> _EXERCISE_:
Extract every record, keeping each one exactly as it is.

> _DATA_:

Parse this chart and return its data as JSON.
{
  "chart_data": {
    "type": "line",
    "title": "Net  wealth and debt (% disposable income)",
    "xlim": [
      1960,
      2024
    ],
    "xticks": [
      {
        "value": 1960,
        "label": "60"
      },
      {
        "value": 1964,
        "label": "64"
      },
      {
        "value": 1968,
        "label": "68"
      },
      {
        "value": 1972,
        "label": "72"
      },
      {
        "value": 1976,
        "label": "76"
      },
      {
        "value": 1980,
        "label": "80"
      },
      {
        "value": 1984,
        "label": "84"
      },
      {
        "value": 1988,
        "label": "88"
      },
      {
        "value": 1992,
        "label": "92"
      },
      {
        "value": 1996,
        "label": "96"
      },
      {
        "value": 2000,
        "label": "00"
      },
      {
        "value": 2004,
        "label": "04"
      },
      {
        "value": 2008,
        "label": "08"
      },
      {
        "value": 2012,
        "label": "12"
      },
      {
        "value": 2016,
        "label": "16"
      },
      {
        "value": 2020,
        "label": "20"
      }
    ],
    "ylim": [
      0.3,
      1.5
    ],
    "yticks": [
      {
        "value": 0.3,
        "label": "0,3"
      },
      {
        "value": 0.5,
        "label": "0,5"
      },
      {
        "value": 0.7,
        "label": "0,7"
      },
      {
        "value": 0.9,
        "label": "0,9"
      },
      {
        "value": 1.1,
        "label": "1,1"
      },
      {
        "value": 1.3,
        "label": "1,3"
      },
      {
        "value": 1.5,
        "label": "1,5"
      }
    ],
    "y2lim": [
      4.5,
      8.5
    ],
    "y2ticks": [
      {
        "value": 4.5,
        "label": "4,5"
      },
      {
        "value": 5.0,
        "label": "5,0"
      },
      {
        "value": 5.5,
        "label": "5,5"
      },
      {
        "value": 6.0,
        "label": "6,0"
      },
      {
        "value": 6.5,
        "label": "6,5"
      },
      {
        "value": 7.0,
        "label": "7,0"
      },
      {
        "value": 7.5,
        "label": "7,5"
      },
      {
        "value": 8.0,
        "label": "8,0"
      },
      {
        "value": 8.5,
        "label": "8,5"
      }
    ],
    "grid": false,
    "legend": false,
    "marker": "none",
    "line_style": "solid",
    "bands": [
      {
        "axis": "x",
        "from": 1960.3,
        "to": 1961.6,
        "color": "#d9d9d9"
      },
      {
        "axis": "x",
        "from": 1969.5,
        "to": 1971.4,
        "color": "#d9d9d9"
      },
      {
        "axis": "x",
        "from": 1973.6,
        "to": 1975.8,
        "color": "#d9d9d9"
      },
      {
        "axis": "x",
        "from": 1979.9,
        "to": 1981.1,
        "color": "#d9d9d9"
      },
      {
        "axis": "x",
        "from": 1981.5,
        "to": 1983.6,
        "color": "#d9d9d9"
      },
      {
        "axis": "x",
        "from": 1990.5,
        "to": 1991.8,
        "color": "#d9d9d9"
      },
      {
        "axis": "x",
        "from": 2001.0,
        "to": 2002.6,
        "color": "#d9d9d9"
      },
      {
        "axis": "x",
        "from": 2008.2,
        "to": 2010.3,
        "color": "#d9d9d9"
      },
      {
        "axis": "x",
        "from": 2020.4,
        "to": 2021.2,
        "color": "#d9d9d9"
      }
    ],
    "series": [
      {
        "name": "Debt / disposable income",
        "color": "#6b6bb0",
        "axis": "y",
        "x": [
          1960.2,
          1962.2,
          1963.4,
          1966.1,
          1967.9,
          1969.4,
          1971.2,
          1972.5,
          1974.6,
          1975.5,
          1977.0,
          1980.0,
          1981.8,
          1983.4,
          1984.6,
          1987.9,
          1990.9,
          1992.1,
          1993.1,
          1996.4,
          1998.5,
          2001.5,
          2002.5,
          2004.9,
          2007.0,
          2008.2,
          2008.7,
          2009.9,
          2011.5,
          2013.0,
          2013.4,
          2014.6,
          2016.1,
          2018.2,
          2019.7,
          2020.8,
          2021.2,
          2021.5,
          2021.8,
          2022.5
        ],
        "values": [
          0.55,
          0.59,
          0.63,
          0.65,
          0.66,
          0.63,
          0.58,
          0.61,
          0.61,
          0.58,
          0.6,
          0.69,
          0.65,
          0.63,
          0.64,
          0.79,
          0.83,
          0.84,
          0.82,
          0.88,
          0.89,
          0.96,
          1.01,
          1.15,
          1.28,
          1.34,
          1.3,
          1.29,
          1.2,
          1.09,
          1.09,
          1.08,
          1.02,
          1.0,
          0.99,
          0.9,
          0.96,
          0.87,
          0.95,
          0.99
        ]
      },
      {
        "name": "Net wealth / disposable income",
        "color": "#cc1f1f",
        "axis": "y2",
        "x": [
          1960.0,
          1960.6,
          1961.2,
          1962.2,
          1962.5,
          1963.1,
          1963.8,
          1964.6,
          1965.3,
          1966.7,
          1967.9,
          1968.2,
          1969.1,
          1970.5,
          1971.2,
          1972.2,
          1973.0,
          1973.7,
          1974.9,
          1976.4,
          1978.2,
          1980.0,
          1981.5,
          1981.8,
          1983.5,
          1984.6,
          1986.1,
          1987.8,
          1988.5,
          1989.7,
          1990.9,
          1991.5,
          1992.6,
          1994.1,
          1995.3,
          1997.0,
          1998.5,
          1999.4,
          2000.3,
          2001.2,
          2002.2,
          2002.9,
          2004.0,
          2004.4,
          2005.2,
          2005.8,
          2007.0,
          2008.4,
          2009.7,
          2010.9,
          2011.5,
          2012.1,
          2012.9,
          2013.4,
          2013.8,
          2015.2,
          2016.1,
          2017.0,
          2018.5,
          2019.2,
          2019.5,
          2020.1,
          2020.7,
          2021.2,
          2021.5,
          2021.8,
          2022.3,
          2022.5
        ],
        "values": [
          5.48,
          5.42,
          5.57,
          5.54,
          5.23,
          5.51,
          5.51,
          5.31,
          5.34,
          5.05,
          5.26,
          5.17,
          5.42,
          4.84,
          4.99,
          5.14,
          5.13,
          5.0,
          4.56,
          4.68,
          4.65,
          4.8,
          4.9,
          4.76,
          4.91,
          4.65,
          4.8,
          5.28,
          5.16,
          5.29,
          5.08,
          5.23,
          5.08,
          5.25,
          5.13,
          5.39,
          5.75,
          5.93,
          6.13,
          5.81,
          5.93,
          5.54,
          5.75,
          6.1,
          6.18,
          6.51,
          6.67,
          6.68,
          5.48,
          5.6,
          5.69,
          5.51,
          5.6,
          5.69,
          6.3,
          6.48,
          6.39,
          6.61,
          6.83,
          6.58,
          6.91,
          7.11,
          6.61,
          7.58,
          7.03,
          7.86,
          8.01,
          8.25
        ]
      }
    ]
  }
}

> _WRITTEN RESPONSE_:
Parse this chart and return its data as JSON.
{
  "chart_data": {
    "type": "line",
    "title": "Net  wealth and debt (% disposable income)",
    "xlim": [
      1960,
      2024
    ],
    "xticks": [
      {
        "value": 1960,
        "label": "60"
      },
      {
        "value": 1964,
        "label": "64"
      },
      {
        "value": 1968,
        "label": "68"
      },
      {
        "value": 1972,
        "label": "72"
      },
      {
        "value": 1976,
        "label": "76"
      },
      {
        "value": 1980,
        "label": "80"
      },
      {
        "value": 1984,
        "label": "84"
      },
      {
        "value": 1988,
        "label": "88"
      },
      {
        "value": 1992,
        "label": "92"
      },
      {
        "value": 1996,
        "label": "96"
      },
      {
        "value": 2000,
        "label": "00"
      },
      {
        "value": 2004,
        "label": "04"
      },
      {
        "value": 2008,
        "label": "08"
      },
      {
        "value": 2012,
        "label": "12"
      },
      {
        "value": 2016,
        "label": "16"
      },
      {
        "value": 2020,
        "label": "20"
      }
    ],
    "ylim": [
      0.3,
      1.5
    ],
    "yticks": [
      {
        "value": 0.3,
        "label": "0,3"
      },
      {
        "value": 0.5,
        "label": "0,5"
      },
      {
        "value": 0.7,
        "label": "0,7"
      },
      {
        "value": 0.9,
        "label": "0,9"
      },
      {
        "value": 1.1,
        "label": "1,1"
      },
      {
        "value": 1.3,
        "label": "1,3"
      },
      {
        "value": 1.5,
        "label": "1,5"
      }
    ],
    "y2lim": [
      4.5,
      8.5
    ],
    "y2ticks": [
      {
        "value": 4.5,
        "label": "4,5"
      },
      {
        "value": 5.0,
        "label": "5,0"
      },
      {
        "value": 5.5,
        "label": "5,5"
      },
      {
        "value": 6.0,
        "label": "6,0"
      },
      {
        "value": 6.5,
        "label": "6,5"
      },
      {
        "value": 7.0,
        "label": "7,0"
      },
      {
        "value": 7.5,
        "label": "7,5"
      },
      {
        "value": 8.0,
        "label": "8,0"
      },
      {
        "value": 8.5,
        "label": "8,5"
      }
    ],
    "grid": false,
    "legend": false,
    "marker": "none",
    "line_style": "solid",
    "bands": [
      {
        "axis": "x",
        "from": 1960.3,
        "to": 1961.6,
        "color": "#d9d9d9"
      },
      {
        "axis": "x",
        "from": 1969.5,
        "to": 1971.4,
        "color": "#d9d9d9"
      },
      {
        "axis": "x",
        "from": 1973.6,
        "to": 1975.8,
        "color": "#d9d9d9"
      },
      {
        "axis": "x",
        "from": 1979.9,
        "to": 1981.1,
        "color": "#d9d9d9"
      },
      {
        "axis": "x",
        "from": 1981.5,
        "to": 1983.6,
        "color": "#d9d9d9"
      },
      {
        "axis": "x",
        "from": 1990.5,
        "to": 1991.8,
        "color": "#d9d9d9"
      },
      {
        "axis": "x",
        "from": 2001.0,
        "to": 2002.6,
        "color": "#d9d9d9"
      },
      {
        "axis": "x",
        "from": 2008.2,
        "to": 2010.3,
        "color": "#d9d9d9"
      },
      {
        "axis": "x",
        "from": 2020.4,
        "to": 2021.2,
        "color": "#d9d9d9"
      }
    ],
    "series": [
      {
        "name": "Debt / disposable income",
        "color": "#6b6bb0",
        "axis": "y",
        "x": [
          1960.2,
          1962.2,
          1963.4,
          1966.1,
          1967.9,
          1969.4,
          1971.2,
          1972.5,
          1974.6,
          1975.5,
          1977.0,
          1980.0,
          1981.8,
          1983.4,
          1984.6,
          1987.9,
          1990.9,
          1992.1,
          1993.1,
          1996.4,
          1998.5,
          2001.5,
          2002.5,
          2004.9,
          2007.0,
          2008.2,
          2008.7,
          2009.9,
          2011.5,
          2013.0,
          2013.4,
          2014.6,
          2016.1,
          2018.2,
          2019.7,
          2020.8,
          2021.2,
          2021.5,
          2021.8,
          2022.5
        ],
        "values": [
          0.55,
          0.59,
          0.63,
          0.65,
          0.66,
          0.63,
          0.58,
          0.61,
          0.61,
          0.58,
          0.6,
          0.69,
          0.65,
          0.63,
          0.64,
          0.79,
          0.83,
          0.84,
          0.82,
          0.88,
          0.89,
          0.96,
          1.01,
          1.15,
          1.28,
          1.34,
          1.3,
          1.29,
          1.2,
          1.09,
          1.09,
          1.08,
          1.02,
          1.0,
          0.99,
          0.9,
          0.96,
          0.87,
          0.95,
          0.99
        ]
      },
      {
        "name": "Net wealth / disposable income",
        "color": "#cc1f1f",
        "axis": "y2",
        "x": [
          1960.0,
          1960.6,
          1961.2,
          1962.2,
          1962.5,
          1963.1,
          1963.8,
          1964.6,
          1965.3,
          1966.7,
          1967.9,
          1968.2,
          1969.1,
          1970.5,
          1971.2,
          1972.2,
          1973.0,
          1973.7,
          1974.9,
          1976.4,
          1978.2,
          1980.0,
          1981.5,
          1981.8,
          1983.5,
          1984.6,
          1986.1,
          1987.8,
          1988.5,
          1989.7,
          1990.9,
          1991.5,
          1992.6,
          1994.1,
          1995.3,
          1997.0,
          1998.5,
          1999.4,
          2000.3,
          2001.2,
          2002.2,
          2002.9,
          2004.0,
          2004.4,
          2005.2,
          2005.8,
          2007.0,
          2008.4,
          2009.7,
          2010.9,
          2011.5,
          2012.1,
          2012.9,
          2013.4,
          2013.8,
          2015.2,
          2016.1,
          2017.0,
          2018.5,
          2019.2,
          2019.5,
          2020.1,
          2020.7,
          2021.2,
          2021.5,
          2021.8,
          2022.3,
          2022.5
        ],
        "values": [
          5.48,
          5.42,
          5.57,
          5.54,
          5.23,
          5.51,
          5.51,
          5.31,
          5.34,
          5.05,
          5.26,
          5.17,
          5.42,
          4.84,
          4.99,
          5.14,
          5.13,
          5.0,
          4.56,
          4.68,
          4.65,
          4.8,
          4.9,
          4.76,
          4.91,
          4.65,
          4.8,
          5.28,
          5.16,
          5.29,
          5.08,
          5.23,
          5.08,
          5.25,
          5.13,
          5.39,
          5.75,
          5.93,
          6.13,
          5.81,
          5.93,
          5.54,
          5.75,
          6.1,
          6.18,
          6.51,
          6.67,
          6.68,
          5.48,
          5.6,
          5.69,
          5.51,
          5.6,
          5.69,
          6.3,
          6.48,
          6.39,
          6.61,
          6.83,
          6.58,
          6.91,
          7.11,
          6.61,
          7.58,
          7.03,
          7.86,
          8.01,
          8.25
        ]
      }
    ]
  }
}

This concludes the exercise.